_What the exercise asks_
Write every line of the material out exactly as shown.

==================================================

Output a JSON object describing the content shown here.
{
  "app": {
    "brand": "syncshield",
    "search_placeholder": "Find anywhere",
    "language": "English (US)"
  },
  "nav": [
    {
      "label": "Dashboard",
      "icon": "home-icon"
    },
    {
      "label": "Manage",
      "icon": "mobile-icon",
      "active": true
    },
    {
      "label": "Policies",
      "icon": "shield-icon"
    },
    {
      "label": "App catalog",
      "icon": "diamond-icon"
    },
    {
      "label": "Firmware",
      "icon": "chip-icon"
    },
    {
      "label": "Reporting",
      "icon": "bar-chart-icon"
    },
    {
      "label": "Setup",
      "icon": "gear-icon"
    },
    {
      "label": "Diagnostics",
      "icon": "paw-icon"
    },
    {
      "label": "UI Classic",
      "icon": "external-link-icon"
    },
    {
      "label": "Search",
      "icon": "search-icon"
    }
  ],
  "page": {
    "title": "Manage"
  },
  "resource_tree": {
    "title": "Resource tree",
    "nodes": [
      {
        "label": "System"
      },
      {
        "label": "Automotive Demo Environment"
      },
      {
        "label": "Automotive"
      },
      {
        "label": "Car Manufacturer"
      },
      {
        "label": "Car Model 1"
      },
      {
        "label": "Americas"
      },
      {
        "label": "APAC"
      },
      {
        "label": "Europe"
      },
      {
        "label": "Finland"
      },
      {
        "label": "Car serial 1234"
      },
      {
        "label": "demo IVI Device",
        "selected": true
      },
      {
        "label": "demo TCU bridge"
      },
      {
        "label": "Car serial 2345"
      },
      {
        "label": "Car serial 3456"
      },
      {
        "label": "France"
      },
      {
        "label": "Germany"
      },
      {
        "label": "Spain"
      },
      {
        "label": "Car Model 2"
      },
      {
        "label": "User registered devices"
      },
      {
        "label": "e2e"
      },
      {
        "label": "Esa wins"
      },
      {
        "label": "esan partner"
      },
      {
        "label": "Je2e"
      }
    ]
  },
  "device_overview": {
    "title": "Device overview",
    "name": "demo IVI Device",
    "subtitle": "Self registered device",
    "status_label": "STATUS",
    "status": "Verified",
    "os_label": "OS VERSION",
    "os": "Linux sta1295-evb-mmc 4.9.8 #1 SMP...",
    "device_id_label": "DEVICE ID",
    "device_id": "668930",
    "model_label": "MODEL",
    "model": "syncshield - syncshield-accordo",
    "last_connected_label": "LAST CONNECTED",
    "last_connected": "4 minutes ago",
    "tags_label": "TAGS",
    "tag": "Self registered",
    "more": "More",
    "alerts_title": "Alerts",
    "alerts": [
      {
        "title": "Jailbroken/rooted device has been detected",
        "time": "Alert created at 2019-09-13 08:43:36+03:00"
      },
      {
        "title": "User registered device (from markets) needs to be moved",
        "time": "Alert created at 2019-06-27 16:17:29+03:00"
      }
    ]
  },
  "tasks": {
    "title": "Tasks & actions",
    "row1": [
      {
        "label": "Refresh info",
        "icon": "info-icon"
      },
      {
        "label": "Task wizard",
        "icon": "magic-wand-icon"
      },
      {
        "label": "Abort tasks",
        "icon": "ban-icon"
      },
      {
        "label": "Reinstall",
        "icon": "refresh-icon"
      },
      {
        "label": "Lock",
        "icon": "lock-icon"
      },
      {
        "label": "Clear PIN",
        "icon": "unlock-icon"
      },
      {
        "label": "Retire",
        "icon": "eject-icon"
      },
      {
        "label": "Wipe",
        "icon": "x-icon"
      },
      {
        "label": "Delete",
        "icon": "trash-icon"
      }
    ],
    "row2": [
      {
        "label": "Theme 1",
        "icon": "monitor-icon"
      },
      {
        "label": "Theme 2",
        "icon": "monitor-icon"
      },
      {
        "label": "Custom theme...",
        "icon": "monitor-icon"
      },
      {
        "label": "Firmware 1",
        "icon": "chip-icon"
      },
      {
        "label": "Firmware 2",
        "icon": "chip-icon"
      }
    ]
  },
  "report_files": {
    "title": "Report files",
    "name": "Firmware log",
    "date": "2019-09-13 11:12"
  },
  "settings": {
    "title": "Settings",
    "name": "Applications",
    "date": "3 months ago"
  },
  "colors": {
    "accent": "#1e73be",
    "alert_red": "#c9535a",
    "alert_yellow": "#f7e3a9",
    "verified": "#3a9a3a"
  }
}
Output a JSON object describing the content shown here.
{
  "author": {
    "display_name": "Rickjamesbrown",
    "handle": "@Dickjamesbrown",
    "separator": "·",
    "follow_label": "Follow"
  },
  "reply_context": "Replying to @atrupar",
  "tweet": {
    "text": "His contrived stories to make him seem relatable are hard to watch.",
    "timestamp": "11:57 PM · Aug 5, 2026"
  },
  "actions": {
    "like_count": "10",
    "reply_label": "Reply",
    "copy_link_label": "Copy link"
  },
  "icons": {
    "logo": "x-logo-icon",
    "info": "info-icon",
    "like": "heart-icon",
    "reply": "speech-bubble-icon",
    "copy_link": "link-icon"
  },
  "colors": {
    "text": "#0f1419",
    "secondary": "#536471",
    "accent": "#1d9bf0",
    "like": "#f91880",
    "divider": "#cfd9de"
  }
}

==================================================

_Exercise response_
Output a JSON object describing the content shown here.
{
  "app": {
    "brand": "syncshield",
    "search_placeholder": "Find anywhere",
    "language": "English (US)"
  },
  "nav": [
    {
      "label": "Dashboard",
      "icon": "home-icon"
    },
    {
      "label": "Manage",
      "icon": "mobile-icon",
      "active": true
    },
    {
      "label": "Policies",
      "icon": "shield-icon"
    },
    {
      "label": "App catalog",
      "icon": "diamond-icon"
    },
    {
      "label": "Firmware",
      "icon": "chip-icon"
    },
    {
      "label": "Reporting",
      "icon": "bar-chart-icon"
    },
    {
      "label": "Setup",
      "icon": "gear-icon"
    },
    {
      "label": "Diagnostics",
      "icon": "paw-icon"
    },
    {
      "label": "UI Classic",
      "icon": "external-link-icon"
    },
    {
      "label": "Search",
      "icon": "search-icon"
    }
  ],
  "page": {
    "title": "Manage"
  },
  "resource_tree": {
    "title": "Resource tree",
    "nodes": [
      {
        "label": "System"
      },
      {
        "label": "Automotive Demo Environment"
      },
      {
        "label": "Automotive"
      },
      {
        "label": "Car Manufacturer"
      },
      {
        "label": "Car Model 1"
      },
      {
        "label": "Americas"
      },
      {
        "label": "APAC"
      },
      {
        "label": "Europe"
      },
      {
        "label": "Finland"
      },
      {
        "label": "Car serial 1234"
      },
      {
        "label": "demo IVI Device",
        "selected": true
      },
      {
        "label": "demo TCU bridge"
      },
      {
        "label": "Car serial 2345"
      },
      {
        "label": "Car serial 3456"
      },
      {
        "label": "France"
      },
      {
        "label": "Germany"
      },
      {
        "label": "Spain"
      },
      {
        "label": "Car Model 2"
      },
      {
        "label": "User registered devices"
      },
      {
        "label": "e2e"
      },
      {
        "label": "Esa wins"
      },
      {
        "label": "esan partner"
      },
      {
        "label": "Je2e"
      }
    ]
  },
  "device_overview": {
    "title": "Device overview",
    "name": "demo IVI Device",
    "subtitle": "Self registered device",
    "status_label": "STATUS",
    "status": "Verified",
    "os_label": "OS VERSION",
    "os": "Linux sta1295-evb-mmc 4.9.8 #1 SMP...",
    "device_id_label": "DEVICE ID",
    "device_id": "668930",
    "model_label": "MODEL",
    "model": "syncshield - syncshield-accordo",
    "last_connected_label": "LAST CONNECTED",
    "last_connected": "4 minutes ago",
    "tags_label": "TAGS",
    "tag": "Self registered",
    "more": "More",
    "alerts_title": "Alerts",
    "alerts": [
      {
        "title": "Jailbroken/rooted device has been detected",
        "time": "Alert created at 2019-09-13 08:43:36+03:00"
      },
      {
        "title": "User registered device (from markets) needs to be moved",
        "time": "Alert created at 2019-06-27 16:17:29+03:00"
      }
    ]
  },
  "tasks": {
    "title": "Tasks & actions",
    "row1": [
      {
        "label": "Refresh info",
        "icon": "info-icon"
      },
      {
        "label": "Task wizard",
        "icon": "magic-wand-icon"
      },
      {
        "label": "Abort tasks",
        "icon": "ban-icon"
      },
      {
        "label": "Reinstall",
        "icon": "refresh-icon"
      },
      {
        "label": "Lock",
        "icon": "lock-icon"
      },
      {
        "label": "Clear PIN",
        "icon": "unlock-icon"
      },
      {
        "label": "Retire",
        "icon": "eject-icon"
      },
      {
        "label": "Wipe",
        "icon": "x-icon"
      },
      {
        "label": "Delete",
        "icon": "trash-icon"
      }
    ],
    "row2": [
      {
        "label": "Theme 1",
        "icon": "monitor-icon"
      },
      {
        "label": "Theme 2",
        "icon": "monitor-icon"
      },
      {
        "label": "Custom theme...",
        "icon": "monitor-icon"
      },
      {
        "label": "Firmware 1",
        "icon": "chip-icon"
      },
      {
        "label": "Firmware 2",
        "icon": "chip-icon"
      }
    ]
  },
  "report_files": {
    "title": "Report files",
    "name": "Firmware log",
    "date": "2019-09-13 11:12"
  },
  "settings": {
    "title": "Settings",
    "name": "Applications",
    "date": "3 months ago"
  },
  "colors": {
    "accent": "#1e73be",
    "alert_red": "#c9535a",
    "alert_yellow": "#f7e3a9",
    "verified": "#3a9a3a"
  }
}
Output a JSON object describing the content shown here.
{
  "author": {
    "display_name": "Rickjamesbrown",
    "handle": "@Dickjamesbrown",
    "separator": "·",
    "follow_label": "Follow"
  },
  "reply_context": "Replying to @atrupar",
  "tweet": {
    "text": "His contrived stories to make him seem relatable are hard to watch.",
    "timestamp": "11:57 PM · Aug 5, 2026"
  },
  "actions": {
    "like_count": "10",
    "reply_label": "Reply",
    "copy_link_label": "Copy link"
  },
  "icons": {
    "logo": "x-logo-icon",
    "info": "info-icon",
    "like": "heart-icon",
    "reply": "speech-bubble-icon",
    "copy_link": "link-icon"
  },
  "colors": {
    "text": "#0f1419",
    "secondary": "#536471",
    "accent": "#1d9bf0",
    "like": "#f91880",
    "divider": "#cfd9de"
  }
}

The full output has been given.